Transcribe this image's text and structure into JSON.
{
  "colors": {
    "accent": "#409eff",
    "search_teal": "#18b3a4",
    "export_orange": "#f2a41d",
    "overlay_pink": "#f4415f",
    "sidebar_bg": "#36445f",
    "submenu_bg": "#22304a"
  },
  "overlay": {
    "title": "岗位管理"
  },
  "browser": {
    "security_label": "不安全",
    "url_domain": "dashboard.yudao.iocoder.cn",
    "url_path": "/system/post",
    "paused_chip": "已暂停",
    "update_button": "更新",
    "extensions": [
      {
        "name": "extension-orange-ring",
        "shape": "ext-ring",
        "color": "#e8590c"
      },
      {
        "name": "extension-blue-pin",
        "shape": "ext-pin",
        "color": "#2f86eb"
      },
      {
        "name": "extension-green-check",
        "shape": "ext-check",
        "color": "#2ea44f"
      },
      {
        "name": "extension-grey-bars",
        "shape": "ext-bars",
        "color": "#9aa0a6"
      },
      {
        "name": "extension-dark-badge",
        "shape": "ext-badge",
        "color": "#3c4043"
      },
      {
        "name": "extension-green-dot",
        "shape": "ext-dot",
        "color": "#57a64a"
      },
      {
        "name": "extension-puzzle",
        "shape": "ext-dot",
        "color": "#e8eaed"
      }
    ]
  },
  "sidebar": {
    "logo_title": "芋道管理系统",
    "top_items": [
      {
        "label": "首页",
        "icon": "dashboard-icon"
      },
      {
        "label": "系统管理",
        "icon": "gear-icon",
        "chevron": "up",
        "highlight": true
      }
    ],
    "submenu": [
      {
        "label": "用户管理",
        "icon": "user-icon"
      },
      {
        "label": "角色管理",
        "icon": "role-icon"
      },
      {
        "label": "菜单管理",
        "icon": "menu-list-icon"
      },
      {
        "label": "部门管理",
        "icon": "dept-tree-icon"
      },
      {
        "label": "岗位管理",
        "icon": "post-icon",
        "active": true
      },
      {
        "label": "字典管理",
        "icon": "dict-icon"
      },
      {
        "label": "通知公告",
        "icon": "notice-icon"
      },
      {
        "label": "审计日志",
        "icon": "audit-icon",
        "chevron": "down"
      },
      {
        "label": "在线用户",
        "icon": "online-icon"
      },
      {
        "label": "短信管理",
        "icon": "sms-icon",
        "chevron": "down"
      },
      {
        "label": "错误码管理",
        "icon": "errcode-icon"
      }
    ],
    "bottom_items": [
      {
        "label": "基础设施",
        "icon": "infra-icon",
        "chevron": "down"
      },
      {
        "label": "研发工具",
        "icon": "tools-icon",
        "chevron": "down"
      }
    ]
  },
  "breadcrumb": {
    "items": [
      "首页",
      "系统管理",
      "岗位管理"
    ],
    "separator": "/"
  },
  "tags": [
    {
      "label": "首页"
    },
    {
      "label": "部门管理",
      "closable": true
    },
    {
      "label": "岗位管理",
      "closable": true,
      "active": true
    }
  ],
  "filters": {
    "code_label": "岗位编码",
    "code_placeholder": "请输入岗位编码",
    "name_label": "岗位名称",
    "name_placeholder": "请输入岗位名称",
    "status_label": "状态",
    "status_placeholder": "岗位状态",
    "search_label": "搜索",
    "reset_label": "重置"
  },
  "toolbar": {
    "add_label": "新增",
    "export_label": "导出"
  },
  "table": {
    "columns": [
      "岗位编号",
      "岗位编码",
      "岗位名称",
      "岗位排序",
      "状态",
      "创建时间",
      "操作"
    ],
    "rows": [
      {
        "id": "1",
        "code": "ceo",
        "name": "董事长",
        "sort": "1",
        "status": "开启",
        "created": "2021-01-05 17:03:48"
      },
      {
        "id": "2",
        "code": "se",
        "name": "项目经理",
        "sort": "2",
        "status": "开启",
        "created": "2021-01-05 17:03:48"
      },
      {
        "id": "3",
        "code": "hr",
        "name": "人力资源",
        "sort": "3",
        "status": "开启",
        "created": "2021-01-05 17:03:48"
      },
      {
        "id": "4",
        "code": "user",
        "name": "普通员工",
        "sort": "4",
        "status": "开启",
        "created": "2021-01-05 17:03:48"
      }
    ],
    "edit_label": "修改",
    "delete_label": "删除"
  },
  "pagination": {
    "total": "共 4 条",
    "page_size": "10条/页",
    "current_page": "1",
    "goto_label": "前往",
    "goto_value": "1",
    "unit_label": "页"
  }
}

Stated task:
Every line of the material must be returned exactly as it appears.

Written reply:
Transcribe this image's text and structure into JSON.
{
  "colors": {
    "accent": "#409eff",
    "search_teal": "#18b3a4",
    "export_orange": "#f2a41d",
    "overlay_pink": "#f4415f",
    "sidebar_bg": "#36445f",
    "submenu_bg": "#22304a"
  },
  "overlay": {
    "title": "岗位管理"
  },
  "browser": {
    "security_label": "不安全",
    "url_domain": "dashboard.yudao.iocoder.cn",
    "url_path": "/system/post",
    "paused_chip": "已暂停",
    "update_button": "更新",
    "extensions": [
      {
        "name": "extension-orange-ring",
        "shape": "ext-ring",
        "color": "#e8590c"
      },
      {
        "name": "extension-blue-pin",
        "shape": "ext-pin",
        "color": "#2f86eb"
      },
      {
        "name": "extension-green-check",
        "shape": "ext-check",
        "color": "#2ea44f"
      },
      {
        "name": "extension-grey-bars",
        "shape": "ext-bars",
        "color": "#9aa0a6"
      },
      {
        "name": "extension-dark-badge",
        "shape": "ext-badge",
        "color": "#3c4043"
      },
      {
        "name": "extension-green-dot",
        "shape": "ext-dot",
        "color": "#57a64a"
      },
      {
        "name": "extension-puzzle",
        "shape": "ext-dot",
        "color": "#e8eaed"
      }
    ]
  },
  "sidebar": {
    "logo_title": "芋道管理系统",
    "top_items": [
      {
        "label": "首页",
        "icon": "dashboard-icon"
      },
      {
        "label": "系统管理",
        "icon": "gear-icon",
        "chevron": "up",
        "highlight": true
      }
    ],
    "submenu": [
      {
        "label": "用户管理",
        "icon": "user-icon"
      },
      {
        "label": "角色管理",
        "icon": "role-icon"
      },
      {
        "label": "菜单管理",
        "icon": "menu-list-icon"
      },
      {
        "label": "部门管理",
        "icon": "dept-tree-icon"
      },
      {
        "label": "岗位管理",
        "icon": "post-icon",
        "active": true
      },
      {
        "label": "字典管理",
        "icon": "dict-icon"
      },
      {
        "label": "通知公告",
        "icon": "notice-icon"
      },
      {
        "label": "审计日志",
        "icon": "audit-icon",
        "chevron": "down"
      },
      {
        "label": "在线用户",
        "icon": "online-icon"
      },
      {
        "label": "短信管理",
        "icon": "sms-icon",
        "chevron": "down"
      },
      {
        "label": "错误码管理",
        "icon": "errcode-icon"
      }
    ],
    "bottom_items": [
      {
        "label": "基础设施",
        "icon": "infra-icon",
        "chevron": "down"
      },
      {
        "label": "研发工具",
        "icon": "tools-icon",
        "chevron": "down"
      }
    ]
  },
  "breadcrumb": {
    "items": [
      "首页",
      "系统管理",
      "岗位管理"
    ],
    "separator": "/"
  },
  "tags": [
    {
      "label": "首页"
    },
    {
      "label": "部门管理",
      "closable": true
    },
    {
      "label": "岗位管理",
      "closable": true,
      "active": true
    }
  ],
  "filters": {
    "code_label": "岗位编码",
    "code_placeholder": "请输入岗位编码",
    "name_label": "岗位名称",
    "name_placeholder": "请输入岗位名称",
    "status_label": "状态",
    "status_placeholder": "岗位状态",
    "search_label": "搜索",
    "reset_label": "重置"
  },
  "toolbar": {
    "add_label": "新增",
    "export_label": "导出"
  },
  "table": {
    "columns": [
      "岗位编号",
      "岗位编码",
      "岗位名称",
      "岗位排序",
      "状态",
      "创建时间",
      "操作"
    ],
    "rows": [
      {
        "id": "1",
        "code": "ceo",
        "name": "董事长",
        "sort": "1",
        "status": "开启",
        "created": "2021-01-05 17:03:48"
      },
      {
        "id": "2",
        "code": "se",
        "name": "项目经理",
        "sort": "2",
        "status": "开启",
        "created": "2021-01-05 17:03:48"
      },
      {
        "id": "3",
        "code": "hr",
        "name": "人力资源",
        "sort": "3",
        "status": "开启",
        "created": "2021-01-05 17:03:48"
      },
      {
        "id": "4",
        "code": "user",
        "name": "普通员工",
        "sort": "4",
        "status": "开启",
        "created": "2021-01-05 17:03:48"
      }
    ],
    "edit_label": "修改",
    "delete_label": "删除"
  },
  "pagination": {
    "total": "共 4 条",
    "page_size": "10条/页",
    "current_page": "1",
    "goto_label": "前往",
    "goto_value": "1",
    "unit_label": "页"
  }
}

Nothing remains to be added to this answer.